▶ [To be done]: Return each line holding the string "this".

[Start of Exercise inputs]

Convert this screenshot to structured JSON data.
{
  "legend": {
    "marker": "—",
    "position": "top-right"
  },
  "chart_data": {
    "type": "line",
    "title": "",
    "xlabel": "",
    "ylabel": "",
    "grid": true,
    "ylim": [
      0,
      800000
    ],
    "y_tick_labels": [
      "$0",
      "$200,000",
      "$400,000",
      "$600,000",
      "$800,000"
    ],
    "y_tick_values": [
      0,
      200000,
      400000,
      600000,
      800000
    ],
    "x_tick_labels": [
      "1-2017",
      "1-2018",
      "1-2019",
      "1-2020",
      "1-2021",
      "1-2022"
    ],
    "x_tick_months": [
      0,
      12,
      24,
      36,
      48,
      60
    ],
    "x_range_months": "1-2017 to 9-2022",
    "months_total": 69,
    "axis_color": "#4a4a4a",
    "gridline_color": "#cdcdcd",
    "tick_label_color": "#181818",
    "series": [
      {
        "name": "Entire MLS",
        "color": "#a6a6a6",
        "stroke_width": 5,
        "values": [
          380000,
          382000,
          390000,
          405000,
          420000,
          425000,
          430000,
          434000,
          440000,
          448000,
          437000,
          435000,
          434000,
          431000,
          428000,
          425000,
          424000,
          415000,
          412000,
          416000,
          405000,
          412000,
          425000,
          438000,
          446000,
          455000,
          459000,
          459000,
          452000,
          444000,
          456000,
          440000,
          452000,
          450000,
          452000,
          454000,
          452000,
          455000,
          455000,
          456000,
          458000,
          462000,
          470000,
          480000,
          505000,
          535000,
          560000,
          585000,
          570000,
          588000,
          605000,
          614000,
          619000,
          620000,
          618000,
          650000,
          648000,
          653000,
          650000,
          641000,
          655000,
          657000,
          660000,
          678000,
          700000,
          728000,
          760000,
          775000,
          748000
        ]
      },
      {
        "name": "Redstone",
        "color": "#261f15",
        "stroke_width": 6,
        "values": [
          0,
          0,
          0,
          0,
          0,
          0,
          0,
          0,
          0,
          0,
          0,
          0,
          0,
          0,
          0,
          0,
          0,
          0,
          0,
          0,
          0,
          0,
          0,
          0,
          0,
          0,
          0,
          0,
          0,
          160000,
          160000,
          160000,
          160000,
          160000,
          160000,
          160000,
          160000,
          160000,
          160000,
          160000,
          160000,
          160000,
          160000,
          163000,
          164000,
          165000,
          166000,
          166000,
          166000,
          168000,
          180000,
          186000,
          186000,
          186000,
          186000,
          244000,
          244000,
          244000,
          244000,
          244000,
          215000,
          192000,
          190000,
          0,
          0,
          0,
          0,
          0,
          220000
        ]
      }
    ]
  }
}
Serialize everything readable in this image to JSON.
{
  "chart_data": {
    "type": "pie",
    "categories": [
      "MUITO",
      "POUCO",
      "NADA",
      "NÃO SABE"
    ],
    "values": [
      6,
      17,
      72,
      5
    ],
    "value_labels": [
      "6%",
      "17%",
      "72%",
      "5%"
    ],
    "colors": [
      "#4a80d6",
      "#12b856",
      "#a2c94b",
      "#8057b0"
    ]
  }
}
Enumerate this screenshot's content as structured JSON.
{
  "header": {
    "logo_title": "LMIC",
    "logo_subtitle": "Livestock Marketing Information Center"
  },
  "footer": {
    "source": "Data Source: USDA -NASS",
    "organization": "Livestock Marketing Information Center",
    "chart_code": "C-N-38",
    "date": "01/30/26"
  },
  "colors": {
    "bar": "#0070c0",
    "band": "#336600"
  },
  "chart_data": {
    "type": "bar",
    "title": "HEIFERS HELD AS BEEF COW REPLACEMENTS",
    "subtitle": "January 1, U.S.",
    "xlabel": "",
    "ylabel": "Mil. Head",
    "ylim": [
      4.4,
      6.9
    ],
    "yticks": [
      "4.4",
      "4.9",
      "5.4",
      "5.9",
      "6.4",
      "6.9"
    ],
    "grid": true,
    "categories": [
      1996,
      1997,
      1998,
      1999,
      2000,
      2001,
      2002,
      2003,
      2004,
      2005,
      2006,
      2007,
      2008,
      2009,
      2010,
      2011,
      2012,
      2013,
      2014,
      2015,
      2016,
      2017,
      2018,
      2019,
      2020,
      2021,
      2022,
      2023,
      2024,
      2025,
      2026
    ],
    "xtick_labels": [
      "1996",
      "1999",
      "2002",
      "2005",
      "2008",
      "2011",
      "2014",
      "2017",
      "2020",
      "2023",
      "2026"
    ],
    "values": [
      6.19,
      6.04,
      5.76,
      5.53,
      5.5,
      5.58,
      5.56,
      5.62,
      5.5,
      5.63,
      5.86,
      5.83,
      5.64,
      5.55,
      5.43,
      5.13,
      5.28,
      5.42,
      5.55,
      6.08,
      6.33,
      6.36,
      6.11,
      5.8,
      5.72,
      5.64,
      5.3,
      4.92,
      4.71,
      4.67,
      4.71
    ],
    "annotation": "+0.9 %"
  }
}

[End of Exercise inputs]

▶ [In response]:
Convert this screenshot to structured JSON data.
Serialize everything readable in this image to JSON.
Enumerate this screenshot's content as structured JSON.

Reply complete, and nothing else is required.